■ TASK INSTRUCTIONS ■
Identify all lines of the data containing the string "money" and copy them.

■ TASK INPUT ■
§

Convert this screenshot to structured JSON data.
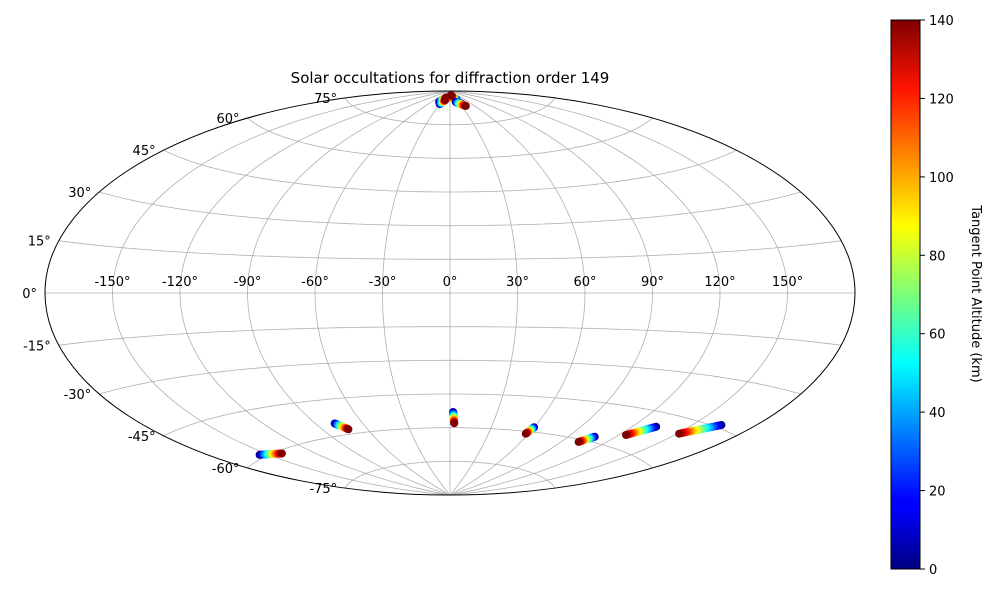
{
  "chart_data": {
    "type": "scatter",
    "projection": "aitoff",
    "title": "Solar occultations for diffraction order 149",
    "grid": true,
    "x_ticks": [
      "-150°",
      "-120°",
      "-90°",
      "-60°",
      "-30°",
      "0°",
      "30°",
      "60°",
      "90°",
      "120°",
      "150°"
    ],
    "y_ticks": [
      "-75°",
      "-60°",
      "-45°",
      "-30°",
      "-15°",
      "0°",
      "15°",
      "30°",
      "45°",
      "60°",
      "75°"
    ],
    "x_tick_values": [
      -150,
      -120,
      -90,
      -60,
      -30,
      0,
      30,
      60,
      90,
      120,
      150
    ],
    "y_tick_values": [
      -75,
      -60,
      -45,
      -30,
      -15,
      0,
      15,
      30,
      45,
      60,
      75
    ],
    "colorbar": {
      "label": "Tangent Point Altitude (km)",
      "range": [
        0,
        140
      ],
      "ticks": [
        "0",
        "20",
        "40",
        "60",
        "80",
        "100",
        "120",
        "140"
      ],
      "tick_values": [
        0,
        20,
        40,
        60,
        80,
        100,
        120,
        140
      ],
      "colormap": "jet"
    },
    "tracks": [
      {
        "lon_start": -38,
        "lat_start": 85,
        "lon_end": -22,
        "lat_end": 87
      },
      {
        "lon_start": -30,
        "lat_start": 84,
        "lon_end": -20,
        "lat_end": 86
      },
      {
        "lon_start": 35,
        "lat_start": 84,
        "lon_end": 5,
        "lat_end": 88
      },
      {
        "lon_start": 28,
        "lat_start": 86,
        "lon_end": 12,
        "lat_end": 88
      },
      {
        "lon_start": 20,
        "lat_start": 85,
        "lon_end": 40,
        "lat_end": 83
      },
      {
        "lon_start": -155,
        "lat_start": -59,
        "lon_end": -141,
        "lat_end": -61
      },
      {
        "lon_start": -78,
        "lat_start": -55,
        "lon_end": -73,
        "lat_end": -58
      },
      {
        "lon_start": 2,
        "lat_start": -53,
        "lon_end": 3,
        "lat_end": -58
      },
      {
        "lon_start": 60,
        "lat_start": -58,
        "lon_end": 58,
        "lat_end": -61
      },
      {
        "lon_start": 107,
        "lat_start": -58,
        "lon_end": 102,
        "lat_end": -61
      },
      {
        "lon_start": 133,
        "lat_start": -50,
        "lon_end": 124,
        "lat_end": -55
      },
      {
        "lon_start": 164,
        "lat_start": -44,
        "lon_end": 151,
        "lat_end": -50
      }
    ]
  }
}
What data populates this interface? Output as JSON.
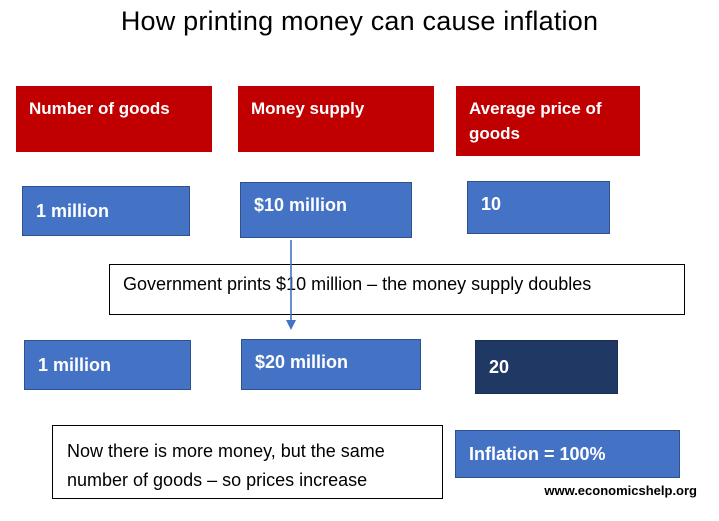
{
  "title": "How printing money can cause inflation",
  "headers": {
    "goods": "Number of goods",
    "money": "Money supply",
    "price": "Average price of goods"
  },
  "before": {
    "goods": "1 million",
    "money": "$10 million",
    "price": "10"
  },
  "event": "Government prints $10 million – the money supply doubles",
  "after": {
    "goods": "1 million",
    "money": "$20 million",
    "price": "20"
  },
  "explanation": "Now there is more money, but the same number of goods – so prices increase",
  "result": "Inflation = 100%",
  "source": "www.economicshelp.org",
  "colors": {
    "header_red": "#c00000",
    "box_blue": "#4472c4",
    "box_dark_blue": "#203864"
  }
}
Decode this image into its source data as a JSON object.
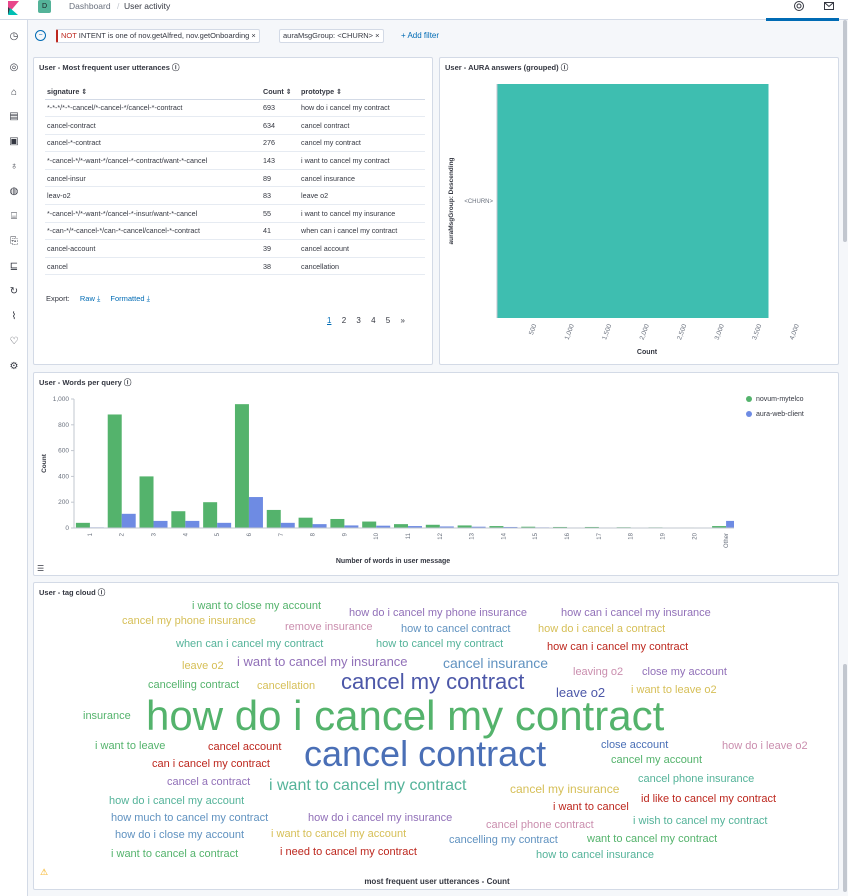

§

■ EXERCISE RESPONSE ■
  "title": "How printing money can cause inflation",
    "money": "Money supply",
    "money": "$10 million",
  "event": "Government prints $10 million – the money supply doubles",
    "money": "$20 million",
  "explanation": "Now there is more money, but the same number of goods – so prices increase",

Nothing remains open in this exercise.